◆ **Stated exercise**
Reproduce the following lines verbatim, including every one of them.

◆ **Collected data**
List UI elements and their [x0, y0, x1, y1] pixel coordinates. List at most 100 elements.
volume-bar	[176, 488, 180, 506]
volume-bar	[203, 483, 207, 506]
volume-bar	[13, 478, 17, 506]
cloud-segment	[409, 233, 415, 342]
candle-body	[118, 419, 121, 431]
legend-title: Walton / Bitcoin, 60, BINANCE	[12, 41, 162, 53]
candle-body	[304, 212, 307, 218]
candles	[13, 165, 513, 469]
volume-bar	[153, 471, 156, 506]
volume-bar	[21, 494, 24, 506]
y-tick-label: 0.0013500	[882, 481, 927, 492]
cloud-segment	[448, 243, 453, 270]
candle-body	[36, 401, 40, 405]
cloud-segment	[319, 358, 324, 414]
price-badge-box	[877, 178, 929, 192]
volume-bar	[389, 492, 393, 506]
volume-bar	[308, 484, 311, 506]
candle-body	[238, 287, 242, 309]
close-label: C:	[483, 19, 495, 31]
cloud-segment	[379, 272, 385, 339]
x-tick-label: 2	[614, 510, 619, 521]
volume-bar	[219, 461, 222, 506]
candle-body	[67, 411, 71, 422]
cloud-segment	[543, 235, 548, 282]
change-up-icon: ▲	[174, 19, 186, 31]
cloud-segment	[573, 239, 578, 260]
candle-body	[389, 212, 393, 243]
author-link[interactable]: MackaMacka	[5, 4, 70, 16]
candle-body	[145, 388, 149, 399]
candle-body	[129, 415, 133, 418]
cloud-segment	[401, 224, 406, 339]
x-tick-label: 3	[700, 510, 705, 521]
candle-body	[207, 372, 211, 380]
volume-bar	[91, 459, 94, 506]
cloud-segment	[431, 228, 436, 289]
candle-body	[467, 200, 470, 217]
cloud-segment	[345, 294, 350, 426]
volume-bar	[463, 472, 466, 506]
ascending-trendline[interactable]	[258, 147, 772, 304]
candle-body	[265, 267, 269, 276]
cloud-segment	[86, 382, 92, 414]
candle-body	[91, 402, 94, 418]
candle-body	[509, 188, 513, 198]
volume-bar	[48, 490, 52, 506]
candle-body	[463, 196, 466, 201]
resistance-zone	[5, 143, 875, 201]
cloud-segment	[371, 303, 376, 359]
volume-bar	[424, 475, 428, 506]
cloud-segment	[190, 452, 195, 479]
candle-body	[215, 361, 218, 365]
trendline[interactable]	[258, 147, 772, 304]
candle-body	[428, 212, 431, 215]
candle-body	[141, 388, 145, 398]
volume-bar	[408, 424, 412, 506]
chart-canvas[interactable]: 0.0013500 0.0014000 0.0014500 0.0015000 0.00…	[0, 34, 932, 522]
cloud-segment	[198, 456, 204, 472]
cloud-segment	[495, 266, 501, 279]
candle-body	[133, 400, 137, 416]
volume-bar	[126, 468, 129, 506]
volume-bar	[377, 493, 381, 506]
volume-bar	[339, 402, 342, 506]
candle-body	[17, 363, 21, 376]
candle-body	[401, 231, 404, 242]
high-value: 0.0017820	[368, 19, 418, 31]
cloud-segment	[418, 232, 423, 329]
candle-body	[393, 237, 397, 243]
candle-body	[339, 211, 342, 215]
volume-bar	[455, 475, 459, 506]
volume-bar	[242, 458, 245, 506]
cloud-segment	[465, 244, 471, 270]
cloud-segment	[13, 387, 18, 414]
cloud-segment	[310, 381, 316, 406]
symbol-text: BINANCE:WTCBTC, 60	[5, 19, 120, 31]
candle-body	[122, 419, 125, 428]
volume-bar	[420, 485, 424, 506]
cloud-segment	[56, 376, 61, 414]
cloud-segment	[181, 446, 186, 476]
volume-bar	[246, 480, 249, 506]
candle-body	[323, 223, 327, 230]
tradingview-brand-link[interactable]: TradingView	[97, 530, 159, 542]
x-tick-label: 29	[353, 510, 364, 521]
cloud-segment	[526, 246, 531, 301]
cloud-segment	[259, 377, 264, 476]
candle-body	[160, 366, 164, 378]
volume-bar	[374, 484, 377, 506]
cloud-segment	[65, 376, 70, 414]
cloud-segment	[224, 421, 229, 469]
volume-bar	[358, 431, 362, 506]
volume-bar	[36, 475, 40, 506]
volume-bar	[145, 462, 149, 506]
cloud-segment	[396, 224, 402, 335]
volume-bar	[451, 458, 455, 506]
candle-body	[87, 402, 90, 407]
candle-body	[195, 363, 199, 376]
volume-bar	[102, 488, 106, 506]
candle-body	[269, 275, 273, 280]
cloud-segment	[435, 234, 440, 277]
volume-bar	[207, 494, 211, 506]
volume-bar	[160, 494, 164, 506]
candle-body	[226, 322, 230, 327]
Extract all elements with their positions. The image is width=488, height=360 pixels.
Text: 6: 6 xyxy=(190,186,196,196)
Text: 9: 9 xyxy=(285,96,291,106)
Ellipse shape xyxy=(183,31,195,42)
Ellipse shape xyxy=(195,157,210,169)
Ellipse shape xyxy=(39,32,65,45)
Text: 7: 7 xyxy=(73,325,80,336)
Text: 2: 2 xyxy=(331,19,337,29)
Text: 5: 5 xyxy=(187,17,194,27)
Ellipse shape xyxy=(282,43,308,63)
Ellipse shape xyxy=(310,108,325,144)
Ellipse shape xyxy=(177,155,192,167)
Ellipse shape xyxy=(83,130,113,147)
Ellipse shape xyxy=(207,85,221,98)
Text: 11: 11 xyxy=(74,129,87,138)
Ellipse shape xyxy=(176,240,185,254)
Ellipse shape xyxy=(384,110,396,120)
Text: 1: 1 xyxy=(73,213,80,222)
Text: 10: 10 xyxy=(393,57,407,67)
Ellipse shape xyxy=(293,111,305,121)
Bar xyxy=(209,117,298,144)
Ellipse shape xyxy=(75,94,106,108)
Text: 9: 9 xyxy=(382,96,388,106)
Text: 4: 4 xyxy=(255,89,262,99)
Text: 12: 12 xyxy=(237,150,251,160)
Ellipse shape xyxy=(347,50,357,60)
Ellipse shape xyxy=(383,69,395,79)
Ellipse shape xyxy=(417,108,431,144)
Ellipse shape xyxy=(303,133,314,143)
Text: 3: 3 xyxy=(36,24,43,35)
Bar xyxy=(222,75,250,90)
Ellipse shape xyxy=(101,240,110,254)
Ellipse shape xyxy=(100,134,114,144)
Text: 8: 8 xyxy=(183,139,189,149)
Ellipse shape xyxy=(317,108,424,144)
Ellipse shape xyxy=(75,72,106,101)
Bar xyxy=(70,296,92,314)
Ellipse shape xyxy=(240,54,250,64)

◆ **Answer in full**
List UI elements and their [x0, y0, x1, y1] pixel coordinates. List at most 100 elements.
volume-bar	[176, 488, 180, 506]
volume-bar	[203, 483, 207, 506]
volume-bar	[13, 478, 17, 506]
cloud-segment	[409, 233, 415, 342]
candle-body	[118, 419, 121, 431]
legend-title: Walton / Bitcoin, 60, BINANCE	[12, 41, 162, 53]
candle-body	[304, 212, 307, 218]
candles	[13, 165, 513, 469]
volume-bar	[153, 471, 156, 506]
volume-bar	[21, 494, 24, 506]
y-tick-label: 0.0013500	[882, 481, 927, 492]
cloud-segment	[448, 243, 453, 270]
candle-body	[36, 401, 40, 405]
cloud-segment	[319, 358, 324, 414]
price-badge-box	[877, 178, 929, 192]
volume-bar	[389, 492, 393, 506]
volume-bar	[308, 484, 311, 506]
candle-body	[238, 287, 242, 309]
close-label: C:	[483, 19, 495, 31]
cloud-segment	[379, 272, 385, 339]
x-tick-label: 2	[614, 510, 619, 521]
volume-bar	[219, 461, 222, 506]
candle-body	[67, 411, 71, 422]
cloud-segment	[543, 235, 548, 282]
change-up-icon: ▲	[174, 19, 186, 31]
cloud-segment	[573, 239, 578, 260]
candle-body	[389, 212, 393, 243]
author-link[interactable]: MackaMacka	[5, 4, 70, 16]
candle-body	[145, 388, 149, 399]
candle-body	[129, 415, 133, 418]
cloud-segment	[401, 224, 406, 339]
x-tick-label: 3	[700, 510, 705, 521]
candle-body	[207, 372, 211, 380]
volume-bar	[91, 459, 94, 506]
cloud-segment	[431, 228, 436, 289]
candle-body	[467, 200, 470, 217]
cloud-segment	[345, 294, 350, 426]
volume-bar	[463, 472, 466, 506]
ascending-trendline[interactable]	[258, 147, 772, 304]
candle-body	[265, 267, 269, 276]
cloud-segment	[86, 382, 92, 414]
candle-body	[91, 402, 94, 418]
candle-body	[509, 188, 513, 198]
volume-bar	[48, 490, 52, 506]
candle-body	[463, 196, 466, 201]
resistance-zone	[5, 143, 875, 201]
cloud-segment	[371, 303, 376, 359]
volume-bar	[424, 475, 428, 506]
cloud-segment	[190, 452, 195, 479]
candle-body	[215, 361, 218, 365]
trendline[interactable]	[258, 147, 772, 304]
candle-body	[428, 212, 431, 215]
candle-body	[141, 388, 145, 398]
volume-bar	[408, 424, 412, 506]
chart-canvas[interactable]: 0.0013500 0.0014000 0.0014500 0.0015000 0.00…	[0, 34, 932, 522]
cloud-segment	[198, 456, 204, 472]
cloud-segment	[495, 266, 501, 279]
candle-body	[133, 400, 137, 416]
volume-bar	[126, 468, 129, 506]
volume-bar	[377, 493, 381, 506]
volume-bar	[339, 402, 342, 506]
candle-body	[17, 363, 21, 376]
candle-body	[401, 231, 404, 242]
high-value: 0.0017820	[368, 19, 418, 31]
cloud-segment	[418, 232, 423, 329]
candle-body	[393, 237, 397, 243]
candle-body	[339, 211, 342, 215]
volume-bar	[455, 475, 459, 506]
volume-bar	[242, 458, 245, 506]
cloud-segment	[465, 244, 471, 270]
cloud-segment	[13, 387, 18, 414]
cloud-segment	[310, 381, 316, 406]
symbol-text: BINANCE:WTCBTC, 60	[5, 19, 120, 31]
candle-body	[122, 419, 125, 428]
volume-bar	[420, 485, 424, 506]
cloud-segment	[56, 376, 61, 414]
cloud-segment	[181, 446, 186, 476]
volume-bar	[246, 480, 249, 506]
candle-body	[323, 223, 327, 230]
tradingview-brand-link[interactable]: TradingView	[97, 530, 159, 542]
x-tick-label: 29	[353, 510, 364, 521]
cloud-segment	[526, 246, 531, 301]
cloud-segment	[259, 377, 264, 476]
candle-body	[160, 366, 164, 378]
volume-bar	[374, 484, 377, 506]
cloud-segment	[65, 376, 70, 414]
cloud-segment	[224, 421, 229, 469]
volume-bar	[358, 431, 362, 506]
volume-bar	[36, 475, 40, 506]
volume-bar	[145, 462, 149, 506]
cloud-segment	[396, 224, 402, 335]
volume-bar	[451, 458, 455, 506]
candle-body	[87, 402, 90, 407]
candle-body	[195, 363, 199, 376]
volume-bar	[102, 488, 106, 506]
candle-body	[269, 275, 273, 280]
cloud-segment	[435, 234, 440, 277]
volume-bar	[207, 494, 211, 506]
volume-bar	[160, 494, 164, 506]
candle-body	[226, 322, 230, 327]
Extract all elements with their positions. The image is width=488, height=360 pixels.
Text: 6: 6 xyxy=(190,186,196,196)
Text: 9: 9 xyxy=(285,96,291,106)
Ellipse shape xyxy=(183,31,195,42)
Ellipse shape xyxy=(195,157,210,169)
Ellipse shape xyxy=(39,32,65,45)
Text: 7: 7 xyxy=(73,325,80,336)
Text: 2: 2 xyxy=(331,19,337,29)
Text: 5: 5 xyxy=(187,17,194,27)
Ellipse shape xyxy=(282,43,308,63)
Ellipse shape xyxy=(310,108,325,144)
Ellipse shape xyxy=(177,155,192,167)
Ellipse shape xyxy=(83,130,113,147)
Ellipse shape xyxy=(207,85,221,98)
Text: 11: 11 xyxy=(74,129,87,138)
Ellipse shape xyxy=(176,240,185,254)
Ellipse shape xyxy=(384,110,396,120)
Text: 1: 1 xyxy=(73,213,80,222)
Text: 10: 10 xyxy=(393,57,407,67)
Ellipse shape xyxy=(293,111,305,121)
Bar xyxy=(209,117,298,144)
Ellipse shape xyxy=(75,94,106,108)
Text: 9: 9 xyxy=(382,96,388,106)
Text: 4: 4 xyxy=(255,89,262,99)
Text: 12: 12 xyxy=(237,150,251,160)
Ellipse shape xyxy=(347,50,357,60)
Ellipse shape xyxy=(383,69,395,79)
Ellipse shape xyxy=(417,108,431,144)
Ellipse shape xyxy=(303,133,314,143)
Text: 3: 3 xyxy=(36,24,43,35)
Bar xyxy=(222,75,250,90)
Ellipse shape xyxy=(101,240,110,254)
Ellipse shape xyxy=(100,134,114,144)
Text: 8: 8 xyxy=(183,139,189,149)
Ellipse shape xyxy=(317,108,424,144)
Ellipse shape xyxy=(75,72,106,101)
Bar xyxy=(70,296,92,314)
Ellipse shape xyxy=(240,54,250,64)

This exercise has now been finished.